» **TO BE DONE**:
Determine which lines contain the word "Salzuflen", then copy those lines.

####################

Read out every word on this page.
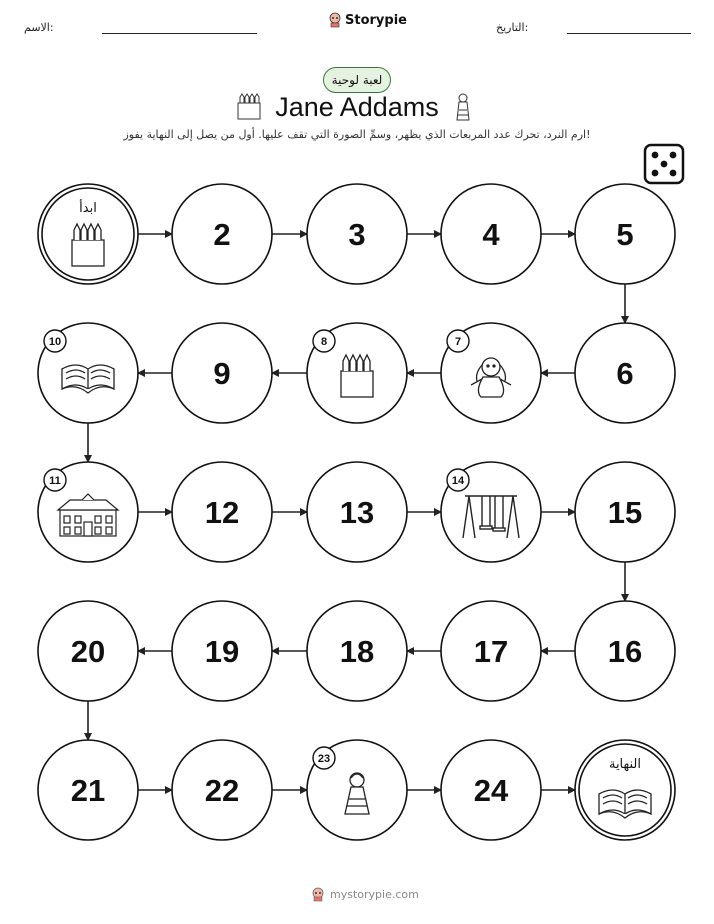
الاسم:	التاريخ:
Storypie
لعبة لوحية
Jane Addams
ارم النرد، تحرك عدد المربعات الذي يظهر، وسمِّ الصورة التي تقف عليها. أول من يصل إلى النهاية يفوز!
ابدأ
2	3	4	5
6
7
8
9
10
11
12	13
14
15
16
17
18
19
20
21	22
23
24
النهاية
mystorypie.com
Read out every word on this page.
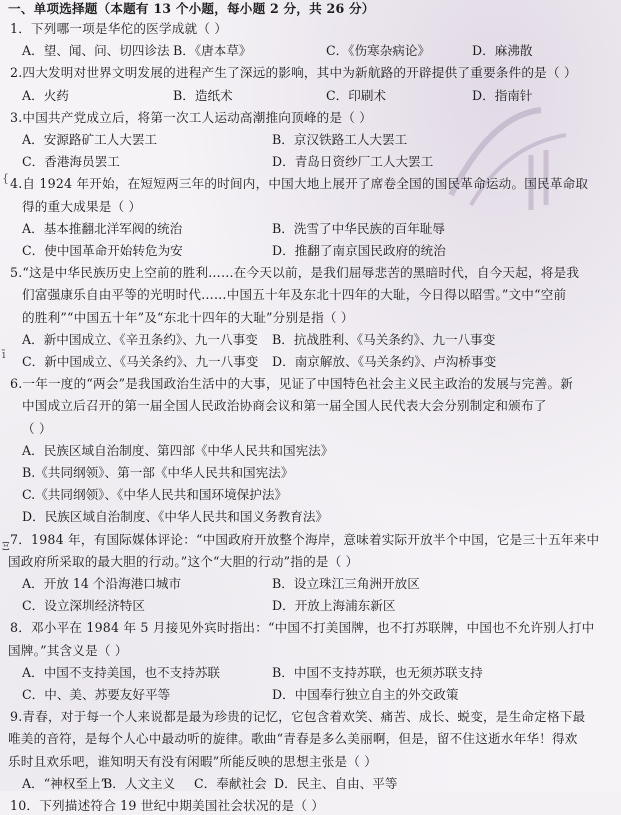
一、单项选择题（本题有 13 个小题，每小题 2 分，共 26 分）
1．下列哪一项是华佗的医学成就（ ）
A．望、闻、问、切四诊法 B．《唐本草》	C．《伤寒杂病论》	D．麻沸散
2.四大发明对世界文明发展的进程产生了深远的影响，其中为新航路的开辟提供了重要条件的是（ ）
A．火药	B．造纸术	C．印刷术	D．指南针
3.中国共产党成立后，将第一次工人运动高潮推向顶峰的是（ ）
A．安源路矿工人大罢工	B．京汉铁路工人大罢工
C．香港海员罢工	D．青岛日资纱厂工人大罢工
4.自 1924 年开始，在短短两三年的时间内，中国大地上展开了席卷全国的国民革命运动。国民革命取
得的重大成果是（ ）
A．基本推翻北洋军阀的统治	B．洗雪了中华民族的百年耻辱
C．使中国革命开始转危为安	D．推翻了南京国民政府的统治
5.“这是中华民族历史上空前的胜利……在今天以前，是我们屈辱悲苦的黑暗时代，自今天起，将是我
们富强康乐自由平等的光明时代……中国五十年及东北十四年的大耻，今日得以昭雪。”文中“空前
的胜利”“中国五十年”及“东北十四年的大耻”分别是指（ ）
A．新中国成立、《辛丑条约》、九一八事变 B．抗战胜利、《马关条约》、九一八事变
C．新中国成立、《马关条约》、九一八事变 D．南京解放、《马关条约》、卢沟桥事变
6.一年一度的“两会”是我国政治生活中的大事，见证了中国特色社会主义民主政治的发展与完善。新
中国成立后召开的第一届全国人民政治协商会议和第一届全国人民代表大会分别制定和颁布了
（ ）
A．民族区域自治制度、第四部《中华人民共和国宪法》
B.《共同纲领》、第一部《中华人民共和国宪法》
C.《共同纲领》、《中华人民共和国环境保护法》
D．民族区域自治制度、《中华人民共和国义务教育法》
7．1984 年，有国际媒体评论：“中国政府开放整个海岸，意味着实际开放半个中国，它是三十五年来中
国政府所采取的最大胆的行动。”这个“大胆的行动”指的是（ ）
A．开放 14 个沿海港口城市	B．设立珠江三角洲开放区
C．设立深圳经济特区	D．开放上海浦东新区
8．邓小平在 1984 年 5 月接见外宾时指出：“中国不打美国牌，也不打苏联牌，中国也不允许别人打中
国牌。”其含义是（ ）
A．中国不支持美国，也不支持苏联	B．中国不支持苏联，也无须苏联支持
C．中、美、苏要友好平等	D．中国奉行独立自主的外交政策
9.青春，对于每一个人来说都是最为珍贵的记忆，它包含着欢笑、痛苦、成长、蜕变，是生命定格下最
唯美的音符，是每个人心中最动听的旋律。歌曲“青春是多么美丽啊，但是，留不住这逝水年华！得欢
乐时且欢乐吧，谁知明天有没有闲暇”所能反映的思想主张是（ ）
A．“神权至上”
B．人文主义 C．奉献社会 D．民主、自由、平等
10．下列描述符合 19 世纪中期美国社会状况的是（ ）
{
ī
Ξ
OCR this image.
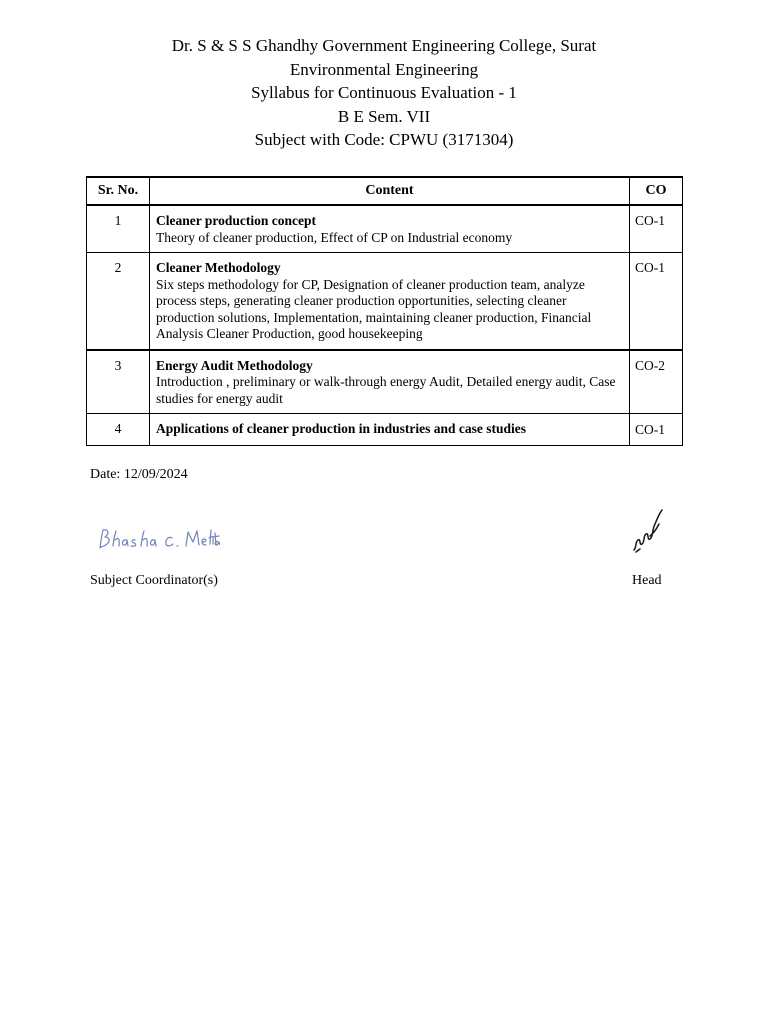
Dr. S & S S Ghandhy Government Engineering College, Surat
Environmental Engineering
Syllabus for Continuous Evaluation - 1
B E Sem. VII
Subject with Code: CPWU (3171304)
Sr. No.	Content	CO
1	Cleaner production concept
Theory of cleaner production, Effect of CP on Industrial economy	CO-1
2	Cleaner Methodology
Six steps methodology for CP, Designation of cleaner production team, analyze process steps, generating cleaner production opportunities, selecting cleaner production solutions, Implementation, maintaining cleaner production, Financial Analysis Cleaner Production, good housekeeping	CO-1
3	Energy Audit Methodology
Introduction , preliminary or walk-through energy Audit, Detailed energy audit, Case studies for energy audit	CO-2
4	Applications of cleaner production in industries and case studies	CO-1
Date: 12/09/2024
Subject Coordinator(s)	Head
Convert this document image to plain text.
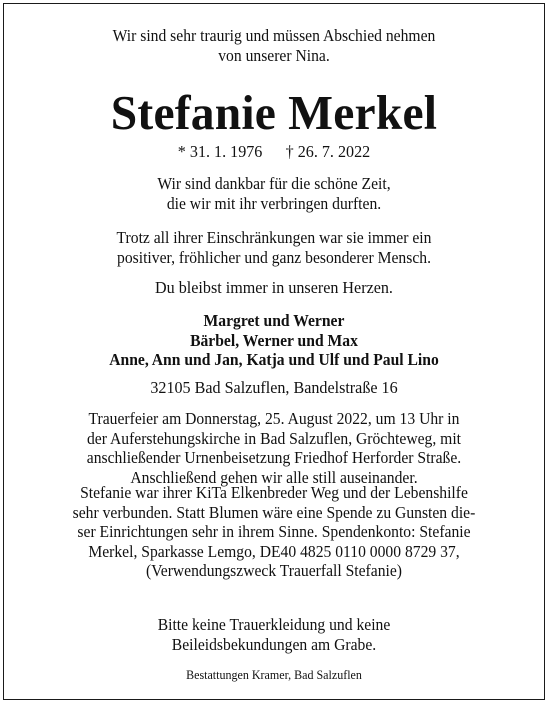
Wir sind sehr traurig und müssen Abschied nehmen
von unserer Nina.
Stefanie Merkel
* 31. 1. 1976 † 26. 7. 2022
Wir sind dankbar für die schöne Zeit,
die wir mit ihr verbringen durften.
Trotz all ihrer Einschränkungen war sie immer ein
positiver, fröhlicher und ganz besonderer Mensch.
Du bleibst immer in unseren Herzen.
Margret und Werner
Bärbel, Werner und Max
Anne, Ann und Jan, Katja und Ulf und Paul Lino
32105 Bad Salzuflen, Bandelstraße 16
Trauerfeier am Donnerstag, 25. August 2022, um 13 Uhr in
der Auferstehungskirche in Bad Salzuflen, Gröchteweg, mit
anschließender Urnenbeisetzung Friedhof Herforder Straße.
Anschließend gehen wir alle still auseinander.
Stefanie war ihrer KiTa Elkenbreder Weg und der Lebenshilfe
sehr verbunden. Statt Blumen wäre eine Spende zu Gunsten die-
ser Einrichtungen sehr in ihrem Sinne. Spendenkonto: Stefanie
Merkel, Sparkasse Lemgo, DE40 4825 0110 0000 8729 37,
(Verwendungszweck Trauerfall Stefanie)
Bitte keine Trauerkleidung und keine
Beileidsbekundungen am Grabe.
Bestattungen Kramer, Bad Salzuflen
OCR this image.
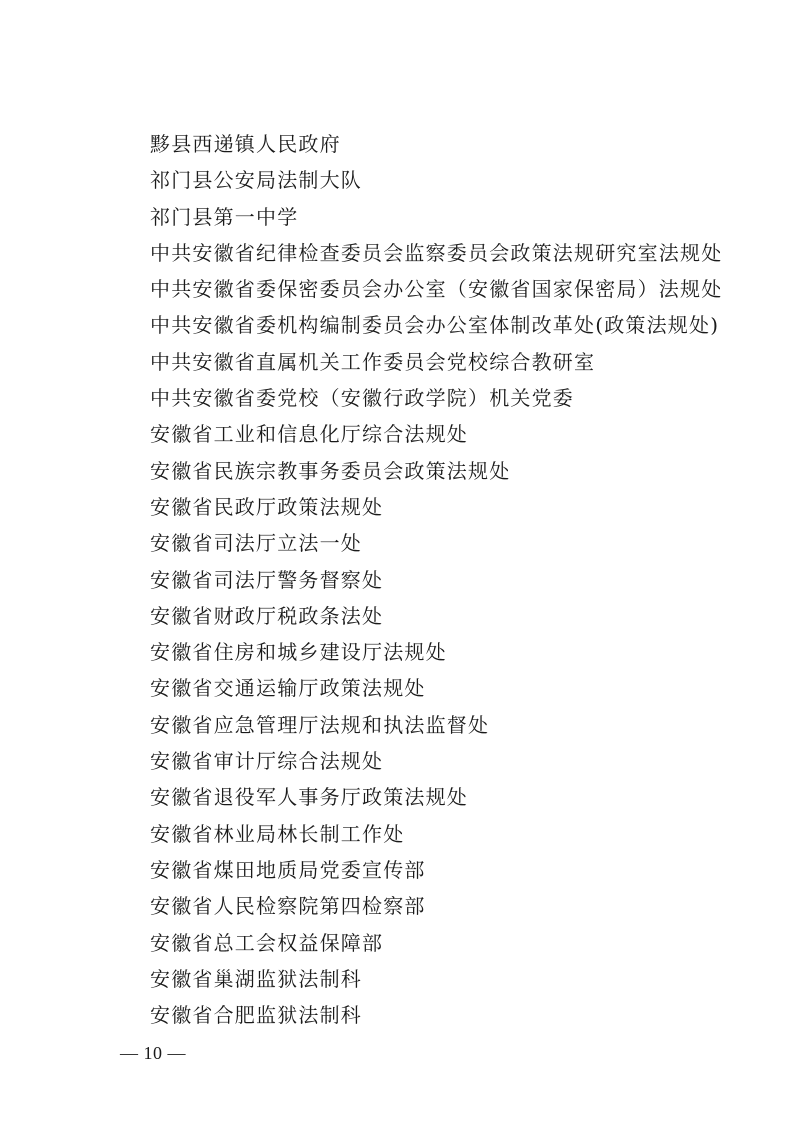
黟县西递镇人民政府
祁门县公安局法制大队
祁门县第一中学
中共安徽省纪律检查委员会监察委员会政策法规研究室法规处
中共安徽省委保密委员会办公室（安徽省国家保密局）法规处
中共安徽省委机构编制委员会办公室体制改革处(政策法规处)
中共安徽省直属机关工作委员会党校综合教研室
中共安徽省委党校（安徽行政学院）机关党委
安徽省工业和信息化厅综合法规处
安徽省民族宗教事务委员会政策法规处
安徽省民政厅政策法规处
安徽省司法厅立法一处
安徽省司法厅警务督察处
安徽省财政厅税政条法处
安徽省住房和城乡建设厅法规处
安徽省交通运输厅政策法规处
安徽省应急管理厅法规和执法监督处
安徽省审计厅综合法规处
安徽省退役军人事务厅政策法规处
安徽省林业局林长制工作处
安徽省煤田地质局党委宣传部
安徽省人民检察院第四检察部
安徽省总工会权益保障部
安徽省巢湖监狱法制科
安徽省合肥监狱法制科
— 10 —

####################

» **RESULT OF THE EXERCISE**:
32105 Bad Salzuflen, Bandelstraße 16
der Auferstehungskirche in Bad Salzuflen, Gröchteweg, mit
Bestattungen Kramer, Bad Salzuflen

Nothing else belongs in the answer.